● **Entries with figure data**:
▬▬▬▬▬▬▬▬▬▬

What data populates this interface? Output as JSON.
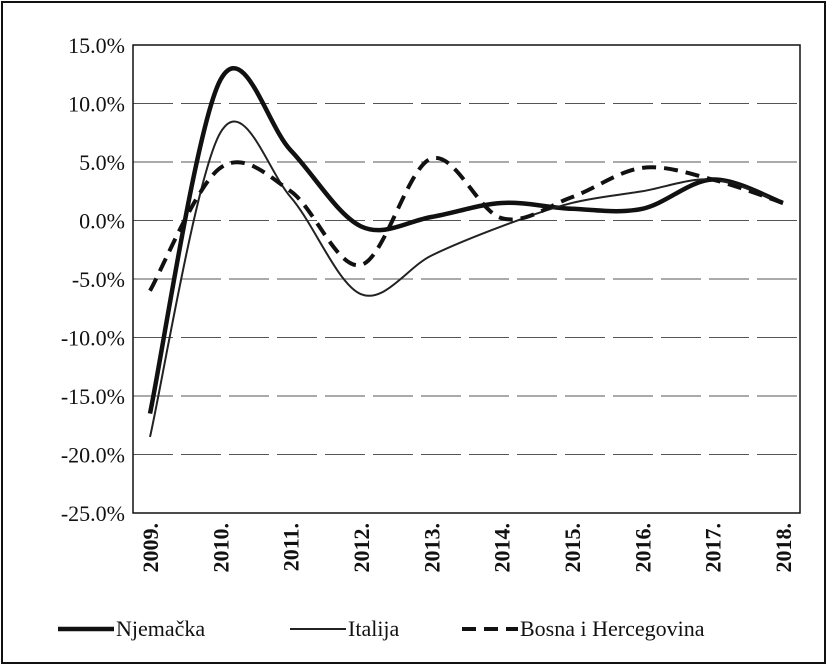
{
  "chart_data": {
    "type": "line",
    "categories": [
      "2009.",
      "2010.",
      "2011.",
      "2012.",
      "2013.",
      "2014.",
      "2015.",
      "2016.",
      "2017.",
      "2018."
    ],
    "series": [
      {
        "name": "Njemačka",
        "color": "#111111",
        "values": [
          -16.5,
          12,
          6,
          -0.5,
          0.3,
          1.5,
          1,
          1,
          3.5,
          1.5
        ]
      },
      {
        "name": "Italija",
        "color": "#222222",
        "values": [
          -18.5,
          7.5,
          2,
          -6.3,
          -3,
          -0.5,
          1.5,
          2.5,
          3.5,
          1.5
        ]
      },
      {
        "name": "Bosna i Hercegovina",
        "color": "#111111",
        "values": [
          -6,
          4.5,
          2.5,
          -3.8,
          5.3,
          0.2,
          2,
          4.5,
          3.5,
          1.5
        ]
      }
    ],
    "ylim": [
      -25,
      15
    ],
    "yticks": [
      {
        "value": -25,
        "label": "-25.0%"
      },
      {
        "value": -20,
        "label": "-20.0%"
      },
      {
        "value": -15,
        "label": "-15.0%"
      },
      {
        "value": -10,
        "label": "-10.0%"
      },
      {
        "value": -5,
        "label": "-5.0%"
      },
      {
        "value": 0,
        "label": "0.0%"
      },
      {
        "value": 5,
        "label": "5.0%"
      },
      {
        "value": 10,
        "label": "10.0%"
      },
      {
        "value": 15,
        "label": "15.0%"
      }
    ],
    "grid": true,
    "legend": "bottom"
  }
}
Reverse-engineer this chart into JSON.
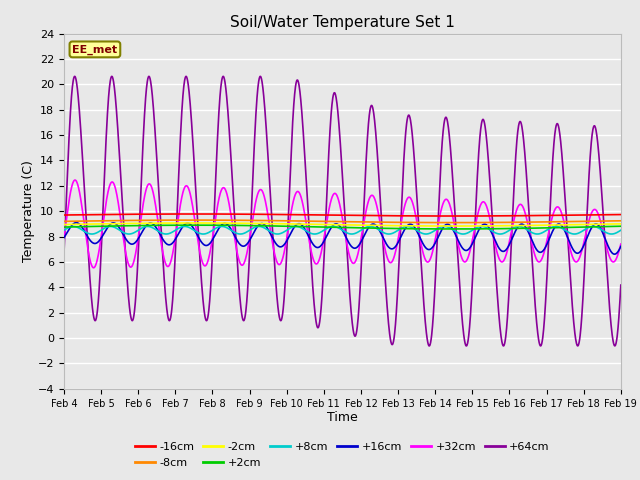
{
  "title": "Soil/Water Temperature Set 1",
  "xlabel": "Time",
  "ylabel": "Temperature (C)",
  "xlim": [
    0,
    15
  ],
  "ylim": [
    -4,
    24
  ],
  "yticks": [
    -4,
    -2,
    0,
    2,
    4,
    6,
    8,
    10,
    12,
    14,
    16,
    18,
    20,
    22,
    24
  ],
  "xtick_labels": [
    "Feb 4",
    "Feb 5",
    "Feb 6",
    "Feb 7",
    "Feb 8",
    "Feb 9",
    "Feb 10",
    "Feb 11",
    "Feb 12",
    "Feb 13",
    "Feb 14",
    "Feb 15",
    "Feb 16",
    "Feb 17",
    "Feb 18",
    "Feb 19"
  ],
  "plot_bg_color": "#e8e8e8",
  "grid_color": "#ffffff",
  "annotation_text": "EE_met",
  "annotation_bg": "#ffff99",
  "annotation_border": "#808000",
  "series": {
    "-16cm": {
      "color": "#ff0000",
      "lw": 1.2
    },
    "-8cm": {
      "color": "#ff8800",
      "lw": 1.2
    },
    "-2cm": {
      "color": "#ffff00",
      "lw": 1.2
    },
    "+2cm": {
      "color": "#00cc00",
      "lw": 1.2
    },
    "+8cm": {
      "color": "#00cccc",
      "lw": 1.2
    },
    "+16cm": {
      "color": "#0000cc",
      "lw": 1.2
    },
    "+32cm": {
      "color": "#ff00ff",
      "lw": 1.2
    },
    "+64cm": {
      "color": "#880099",
      "lw": 1.2
    }
  },
  "legend_row1": [
    "-16cm",
    "-8cm",
    "-2cm",
    "+2cm",
    "+8cm",
    "+16cm"
  ],
  "legend_row2": [
    "+32cm",
    "+64cm"
  ]
}
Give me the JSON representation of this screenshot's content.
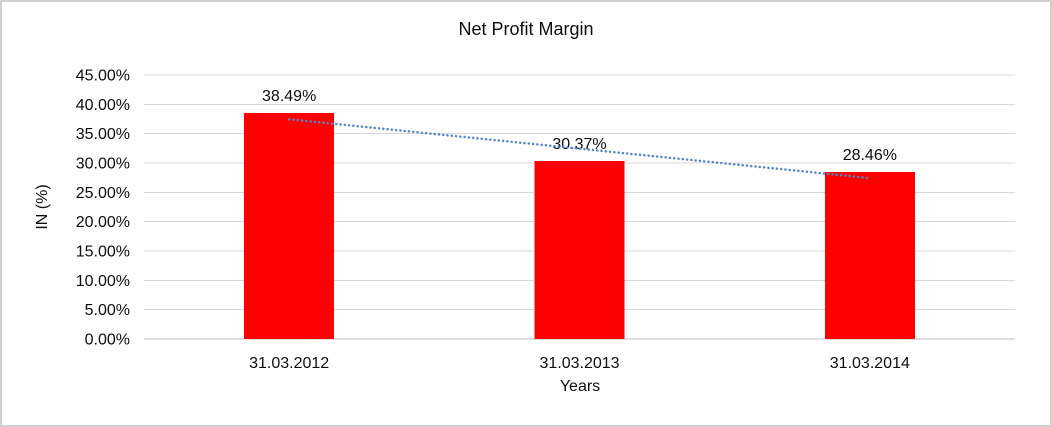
{
  "chart_data": {
    "type": "bar",
    "title": "Net Profit Margin",
    "xlabel": "Years",
    "ylabel": "IN (%)",
    "categories": [
      "31.03.2012",
      "31.03.2013",
      "31.03.2014"
    ],
    "values": [
      38.49,
      30.37,
      28.46
    ],
    "data_labels": [
      "38.49%",
      "30.37%",
      "28.46%"
    ],
    "ylim": [
      0,
      45
    ],
    "ytick_step": 5,
    "ytick_labels": [
      "0.00%",
      "5.00%",
      "10.00%",
      "15.00%",
      "20.00%",
      "25.00%",
      "30.00%",
      "35.00%",
      "40.00%",
      "45.00%"
    ],
    "grid": true,
    "legend": false,
    "trendline": {
      "type": "linear",
      "style": "dotted"
    }
  },
  "colors": {
    "bar": "#ff0000",
    "trendline": "#4f86c6",
    "gridline": "#d9d9d9",
    "axis_line": "#bfbfbf",
    "text": "#0d0d0d",
    "frame_border": "#cfcfcf",
    "background": "#ffffff"
  }
}
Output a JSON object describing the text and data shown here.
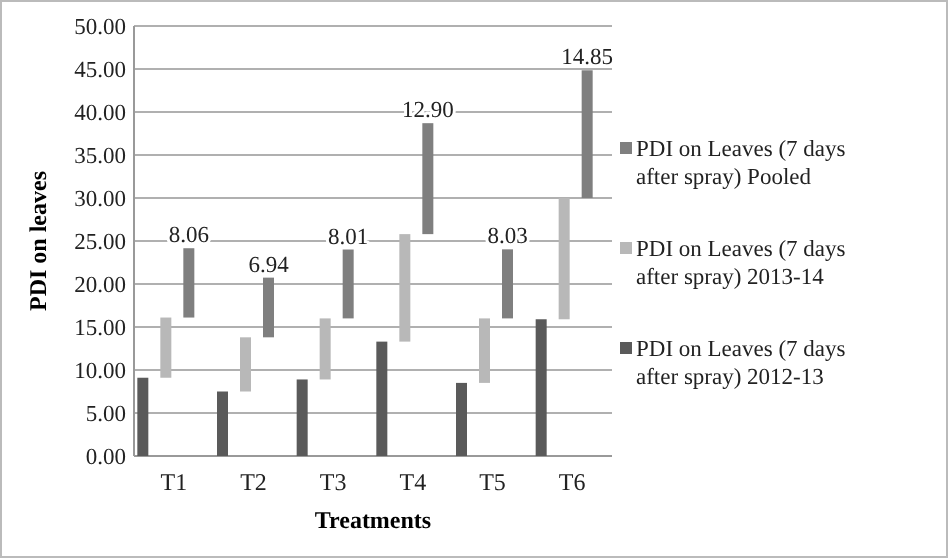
{
  "chart_data": {
    "type": "bar",
    "stacked": true,
    "xlabel": "Treatments",
    "ylabel": "PDI on leaves",
    "categories": [
      "T1",
      "T2",
      "T3",
      "T4",
      "T5",
      "T6"
    ],
    "series": [
      {
        "name": "PDI on Leaves (7 days after spray) 2012-13",
        "color": "#5a5a5a",
        "values": [
          9.1,
          7.5,
          8.9,
          13.3,
          8.5,
          15.9
        ]
      },
      {
        "name": "PDI on Leaves (7 days after spray) 2013-14",
        "color": "#b8b8b8",
        "values": [
          7.0,
          6.3,
          7.1,
          12.5,
          7.5,
          14.1
        ]
      },
      {
        "name": "PDI on Leaves (7 days after spray) Pooled",
        "color": "#7f7f7f",
        "values": [
          8.06,
          6.94,
          8.01,
          12.9,
          8.03,
          14.85
        ],
        "value_labels": [
          "8.06",
          "6.94",
          "8.01",
          "12.90",
          "8.03",
          "14.85"
        ]
      }
    ],
    "ylim": [
      0,
      50
    ],
    "yticks": [
      {
        "value": 0,
        "label": "0.00"
      },
      {
        "value": 5,
        "label": "5.00"
      },
      {
        "value": 10,
        "label": "10.00"
      },
      {
        "value": 15,
        "label": "15.00"
      },
      {
        "value": 20,
        "label": "20.00"
      },
      {
        "value": 25,
        "label": "25.00"
      },
      {
        "value": 30,
        "label": "30.00"
      },
      {
        "value": 35,
        "label": "35.00"
      },
      {
        "value": 40,
        "label": "40.00"
      },
      {
        "value": 45,
        "label": "45.00"
      },
      {
        "value": 50,
        "label": "50.00"
      }
    ],
    "grid": "y",
    "legend": "right"
  }
}
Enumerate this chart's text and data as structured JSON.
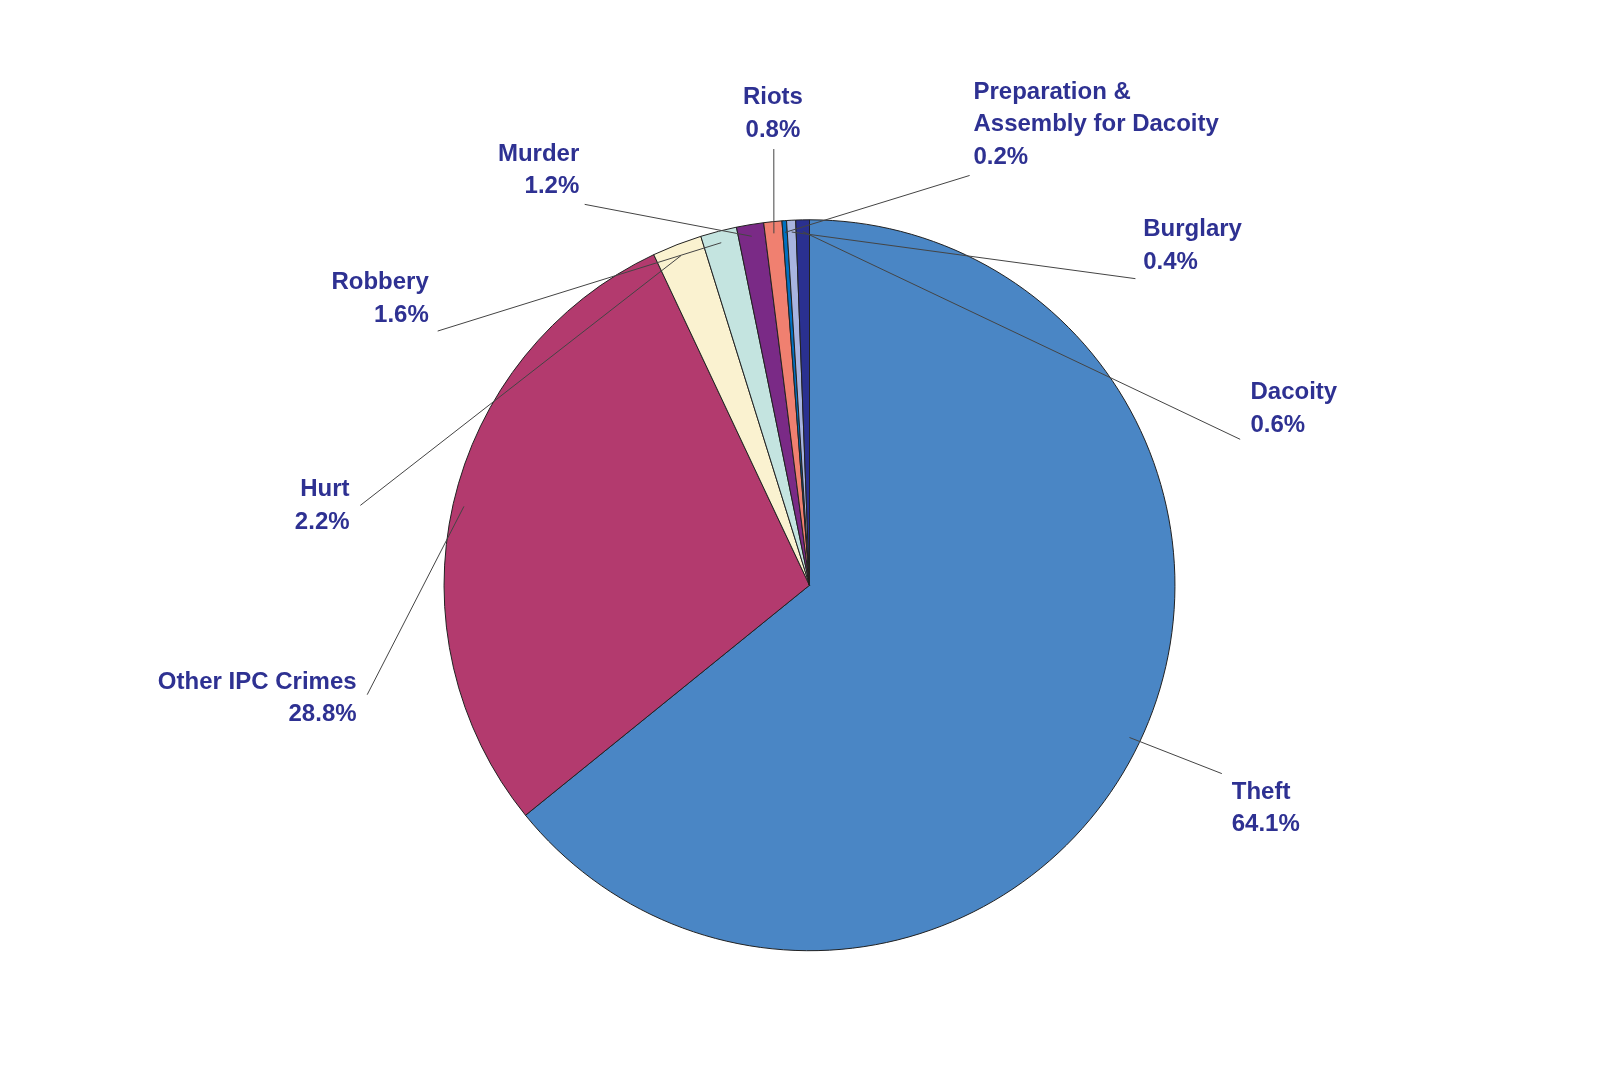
{
  "chart_data": {
    "type": "pie",
    "categories": [
      "Theft",
      "Other IPC Crimes",
      "Hurt",
      "Robbery",
      "Murder",
      "Riots",
      "Preparation & Assembly for Dacoity",
      "Burglary",
      "Dacoity"
    ],
    "values": [
      64.1,
      28.8,
      2.2,
      1.6,
      1.2,
      0.8,
      0.2,
      0.4,
      0.6
    ],
    "value_labels": [
      "64.1%",
      "28.8%",
      "2.2%",
      "1.6%",
      "1.2%",
      "0.8%",
      "0.2%",
      "0.4%",
      "0.6%"
    ],
    "colors": [
      "#4a86c5",
      "#b33a6e",
      "#faf2d0",
      "#c4e4e0",
      "#7a2a86",
      "#f08070",
      "#0070c0",
      "#a8b4e0",
      "#2a3090"
    ]
  }
}
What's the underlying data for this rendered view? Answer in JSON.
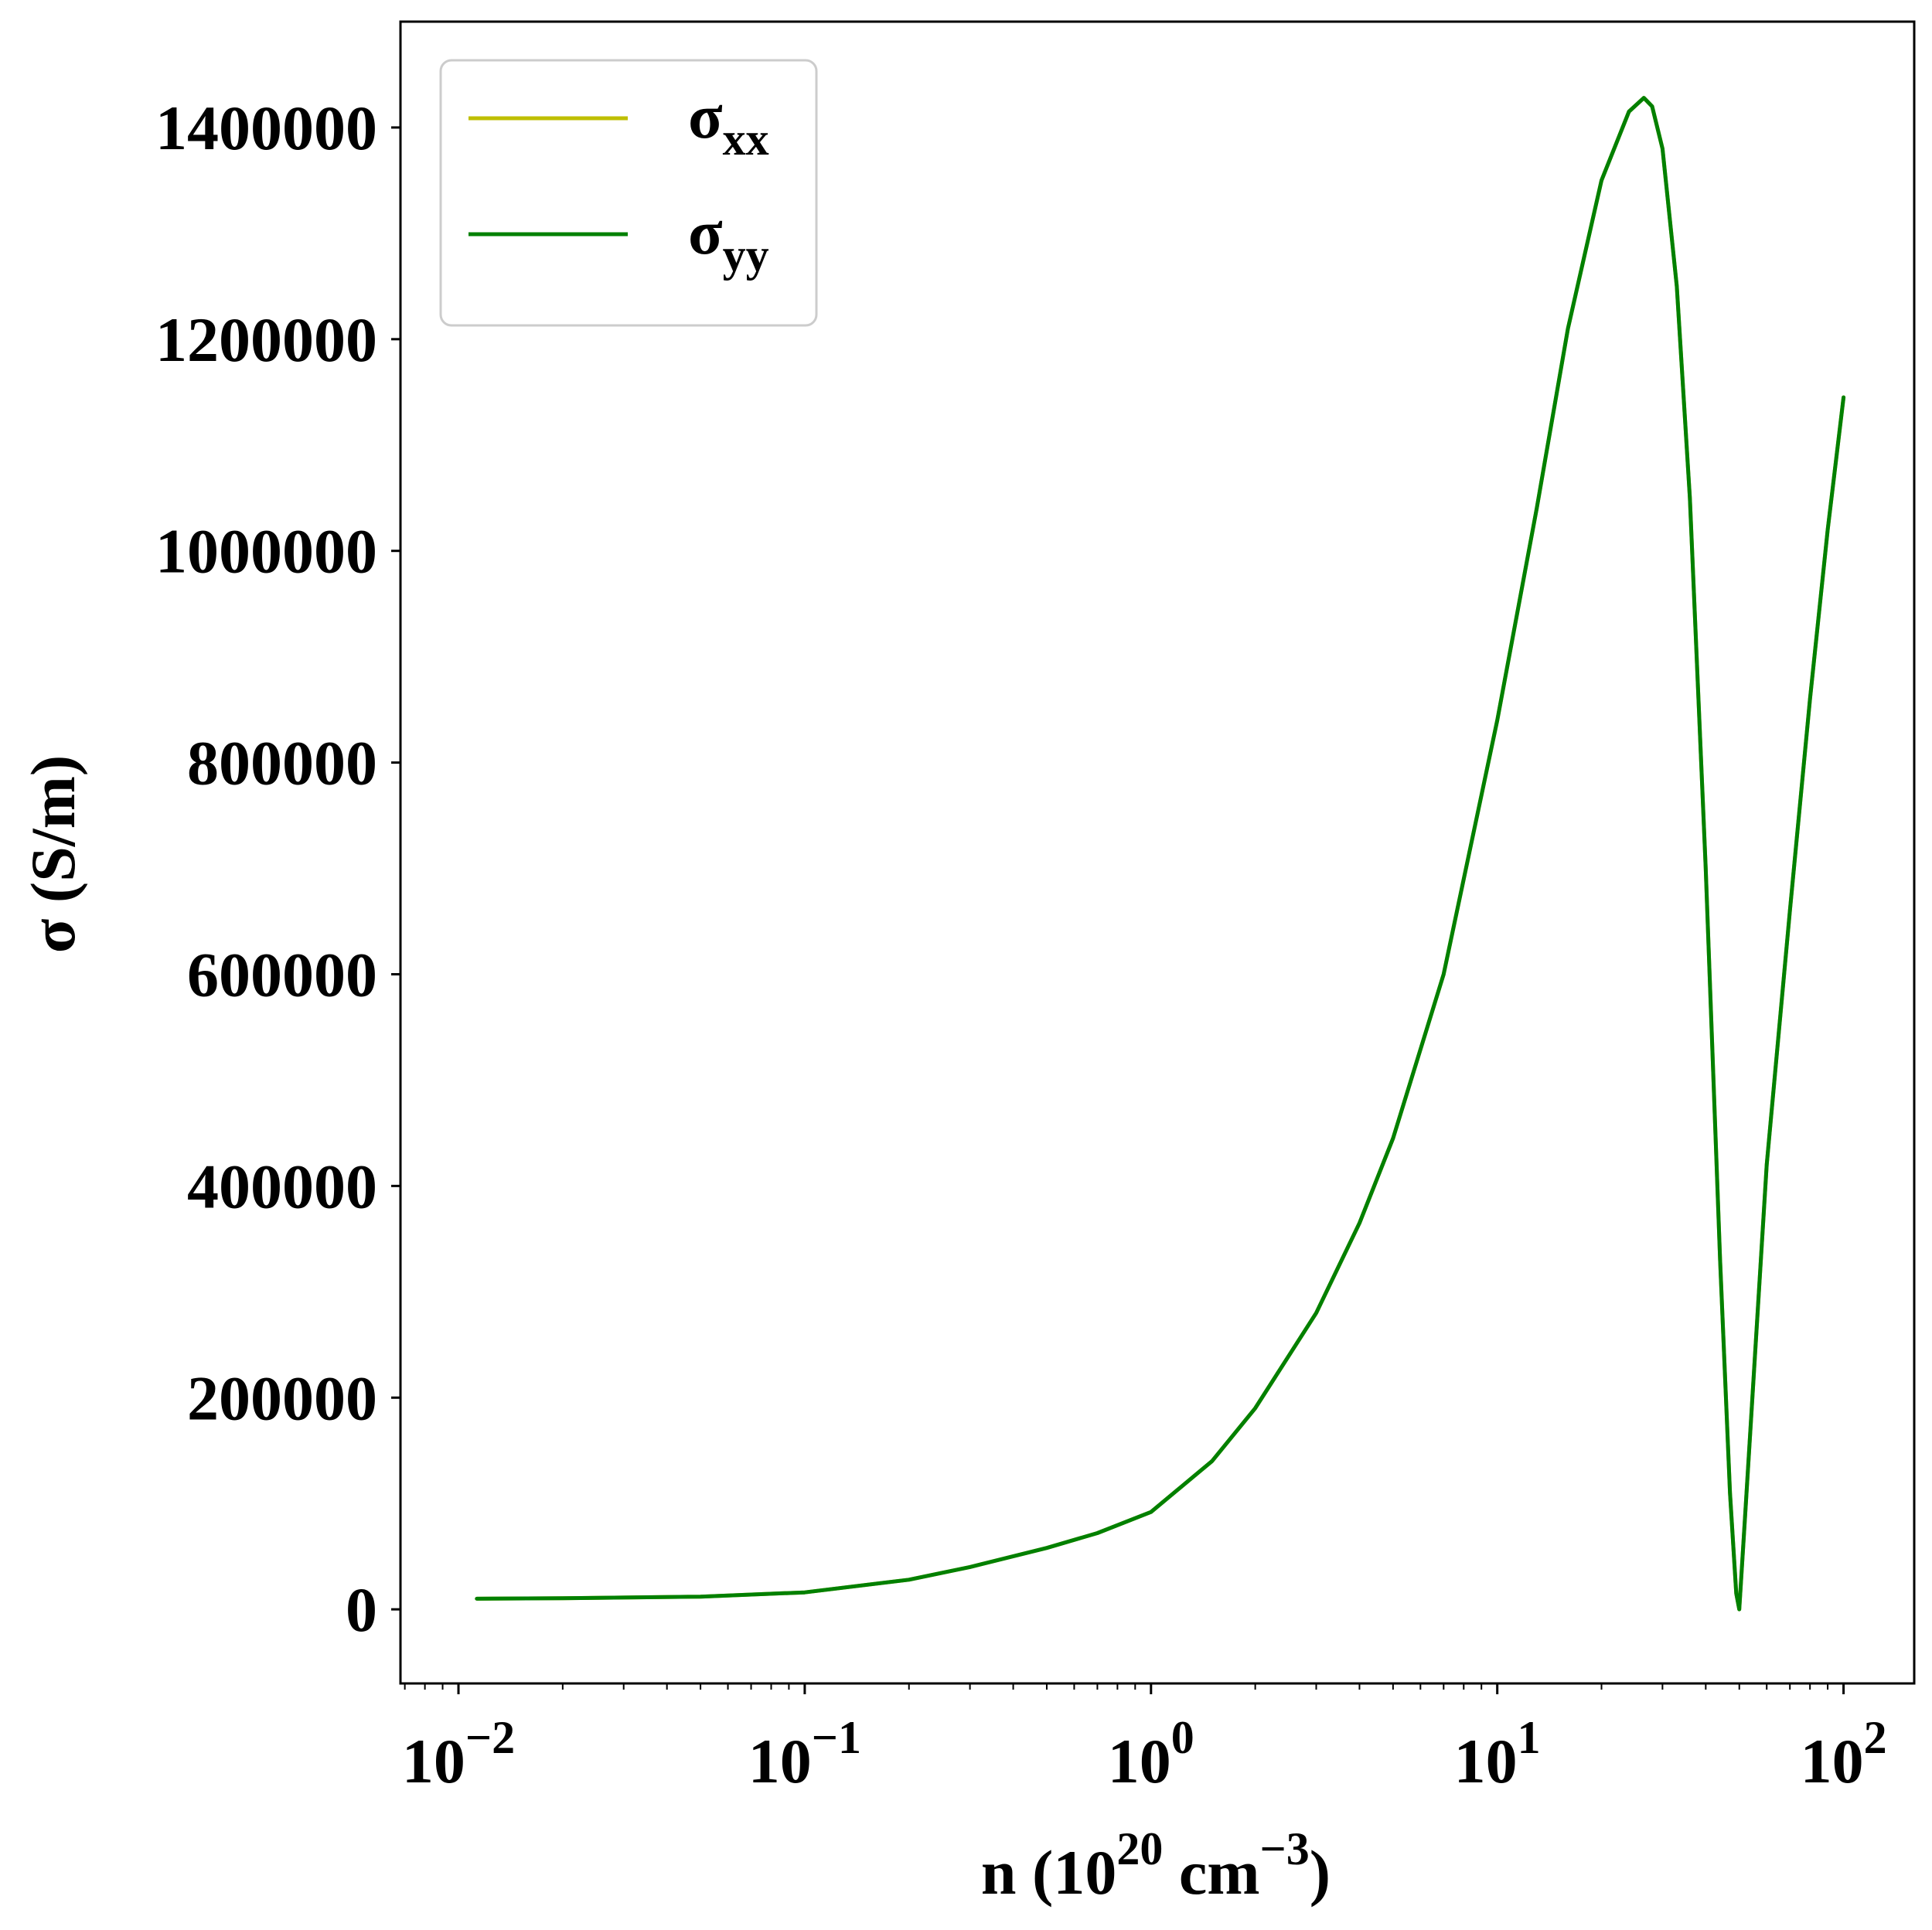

▬▬▬▬▬▬▬▬▬▬

● **Exercise task**:
From the entries above, return each line with the word "JSON" in it.

● **Result below**:
What data populates this interface? Output as JSON.
Reverse-engineer this chart into JSON.
Give me the JSON representation of this screenshot's content.
Output a JSON object describing the text and data shown here.
Enumerate this chart's text and data as structured JSON.
What's the underlying data for this rendered view? Answer in JSON.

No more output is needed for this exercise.